(Figure record listings)
* start *

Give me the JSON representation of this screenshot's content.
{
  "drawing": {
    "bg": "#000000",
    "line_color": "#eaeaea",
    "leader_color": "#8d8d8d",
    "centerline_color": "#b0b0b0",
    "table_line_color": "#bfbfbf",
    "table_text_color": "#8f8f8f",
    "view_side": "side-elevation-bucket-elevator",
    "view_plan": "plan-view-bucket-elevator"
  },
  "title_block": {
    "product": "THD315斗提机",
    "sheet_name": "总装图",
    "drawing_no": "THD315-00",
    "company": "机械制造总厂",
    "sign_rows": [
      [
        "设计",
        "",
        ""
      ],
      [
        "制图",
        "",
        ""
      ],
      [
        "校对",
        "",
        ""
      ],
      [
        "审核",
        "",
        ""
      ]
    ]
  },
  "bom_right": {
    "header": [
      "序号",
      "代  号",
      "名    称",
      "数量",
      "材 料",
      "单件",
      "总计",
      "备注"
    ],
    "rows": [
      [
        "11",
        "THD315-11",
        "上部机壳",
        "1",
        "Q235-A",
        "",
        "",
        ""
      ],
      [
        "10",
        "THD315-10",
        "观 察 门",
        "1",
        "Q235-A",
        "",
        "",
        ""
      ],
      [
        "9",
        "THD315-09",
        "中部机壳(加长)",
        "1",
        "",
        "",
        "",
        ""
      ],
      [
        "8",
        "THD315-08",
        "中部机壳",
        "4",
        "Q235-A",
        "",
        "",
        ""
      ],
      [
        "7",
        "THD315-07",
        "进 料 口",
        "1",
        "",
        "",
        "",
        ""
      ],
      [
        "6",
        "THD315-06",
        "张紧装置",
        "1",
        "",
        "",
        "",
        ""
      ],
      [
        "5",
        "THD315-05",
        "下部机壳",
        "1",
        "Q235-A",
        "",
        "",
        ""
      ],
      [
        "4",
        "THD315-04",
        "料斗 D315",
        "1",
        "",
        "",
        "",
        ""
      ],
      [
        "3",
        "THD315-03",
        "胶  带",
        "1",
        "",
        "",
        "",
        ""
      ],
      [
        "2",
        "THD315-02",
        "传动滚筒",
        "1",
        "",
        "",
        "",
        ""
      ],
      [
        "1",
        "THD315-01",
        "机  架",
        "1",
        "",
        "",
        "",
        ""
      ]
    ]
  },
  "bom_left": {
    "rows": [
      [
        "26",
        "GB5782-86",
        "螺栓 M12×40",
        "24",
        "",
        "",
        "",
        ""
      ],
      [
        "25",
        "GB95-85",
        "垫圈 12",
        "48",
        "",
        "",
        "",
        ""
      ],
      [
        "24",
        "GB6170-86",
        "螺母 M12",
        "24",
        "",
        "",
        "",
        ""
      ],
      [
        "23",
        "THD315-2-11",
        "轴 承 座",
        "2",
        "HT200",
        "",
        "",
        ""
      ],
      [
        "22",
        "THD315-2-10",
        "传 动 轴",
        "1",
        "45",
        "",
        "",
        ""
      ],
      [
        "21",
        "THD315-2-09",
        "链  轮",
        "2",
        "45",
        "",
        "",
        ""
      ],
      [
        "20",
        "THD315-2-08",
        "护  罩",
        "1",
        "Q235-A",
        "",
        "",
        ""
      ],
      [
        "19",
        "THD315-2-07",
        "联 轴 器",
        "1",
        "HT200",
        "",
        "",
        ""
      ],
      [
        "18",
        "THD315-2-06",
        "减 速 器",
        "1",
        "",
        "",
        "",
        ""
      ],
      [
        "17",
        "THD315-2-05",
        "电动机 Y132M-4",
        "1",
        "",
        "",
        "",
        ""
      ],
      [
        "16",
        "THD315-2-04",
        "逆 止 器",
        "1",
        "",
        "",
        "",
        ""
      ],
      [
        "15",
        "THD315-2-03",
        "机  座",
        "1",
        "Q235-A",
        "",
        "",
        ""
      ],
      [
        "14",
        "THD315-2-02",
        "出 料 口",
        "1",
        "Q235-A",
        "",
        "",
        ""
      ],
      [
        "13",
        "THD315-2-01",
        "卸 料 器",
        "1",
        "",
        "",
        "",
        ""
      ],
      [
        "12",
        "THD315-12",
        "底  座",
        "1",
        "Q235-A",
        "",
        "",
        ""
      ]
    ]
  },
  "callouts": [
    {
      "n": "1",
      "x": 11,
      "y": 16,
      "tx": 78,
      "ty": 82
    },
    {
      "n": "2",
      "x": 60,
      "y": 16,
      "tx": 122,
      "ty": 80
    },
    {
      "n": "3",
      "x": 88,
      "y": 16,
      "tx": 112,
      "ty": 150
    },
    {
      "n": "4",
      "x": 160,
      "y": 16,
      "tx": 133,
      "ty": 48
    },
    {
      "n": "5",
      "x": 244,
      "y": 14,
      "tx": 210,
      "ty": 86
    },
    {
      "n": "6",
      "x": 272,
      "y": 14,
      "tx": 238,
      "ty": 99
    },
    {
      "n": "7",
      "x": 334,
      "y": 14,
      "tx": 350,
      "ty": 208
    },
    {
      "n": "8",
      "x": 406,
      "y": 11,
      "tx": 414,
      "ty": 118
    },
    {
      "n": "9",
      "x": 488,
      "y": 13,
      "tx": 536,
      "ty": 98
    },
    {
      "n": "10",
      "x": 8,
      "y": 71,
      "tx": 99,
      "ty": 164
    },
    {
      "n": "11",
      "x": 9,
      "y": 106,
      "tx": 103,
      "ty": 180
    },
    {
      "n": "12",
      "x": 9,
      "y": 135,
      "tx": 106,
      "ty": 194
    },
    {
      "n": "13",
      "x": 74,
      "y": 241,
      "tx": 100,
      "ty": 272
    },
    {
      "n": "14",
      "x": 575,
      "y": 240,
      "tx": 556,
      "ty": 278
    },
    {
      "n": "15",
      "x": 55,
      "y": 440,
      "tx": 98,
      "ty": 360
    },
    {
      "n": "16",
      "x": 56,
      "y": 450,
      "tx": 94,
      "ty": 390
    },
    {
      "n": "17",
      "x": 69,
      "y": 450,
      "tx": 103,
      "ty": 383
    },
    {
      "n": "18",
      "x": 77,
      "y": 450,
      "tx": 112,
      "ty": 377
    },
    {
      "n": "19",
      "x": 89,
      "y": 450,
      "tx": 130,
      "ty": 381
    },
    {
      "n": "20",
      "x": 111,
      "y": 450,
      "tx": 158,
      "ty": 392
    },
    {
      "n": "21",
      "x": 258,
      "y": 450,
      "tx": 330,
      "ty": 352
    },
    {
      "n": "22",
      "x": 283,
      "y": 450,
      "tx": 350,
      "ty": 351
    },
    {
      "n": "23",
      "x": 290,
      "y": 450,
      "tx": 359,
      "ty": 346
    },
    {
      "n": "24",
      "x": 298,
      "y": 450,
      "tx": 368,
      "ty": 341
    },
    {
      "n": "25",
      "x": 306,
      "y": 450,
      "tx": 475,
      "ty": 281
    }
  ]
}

* end *

--- Short exercise ---
Pull out every line in the data above that has the word "bucket".

--- Output for this task ---
    "view_side": "side-elevation-bucket-elevator",
    "view_plan": "plan-view-bucket-elevator"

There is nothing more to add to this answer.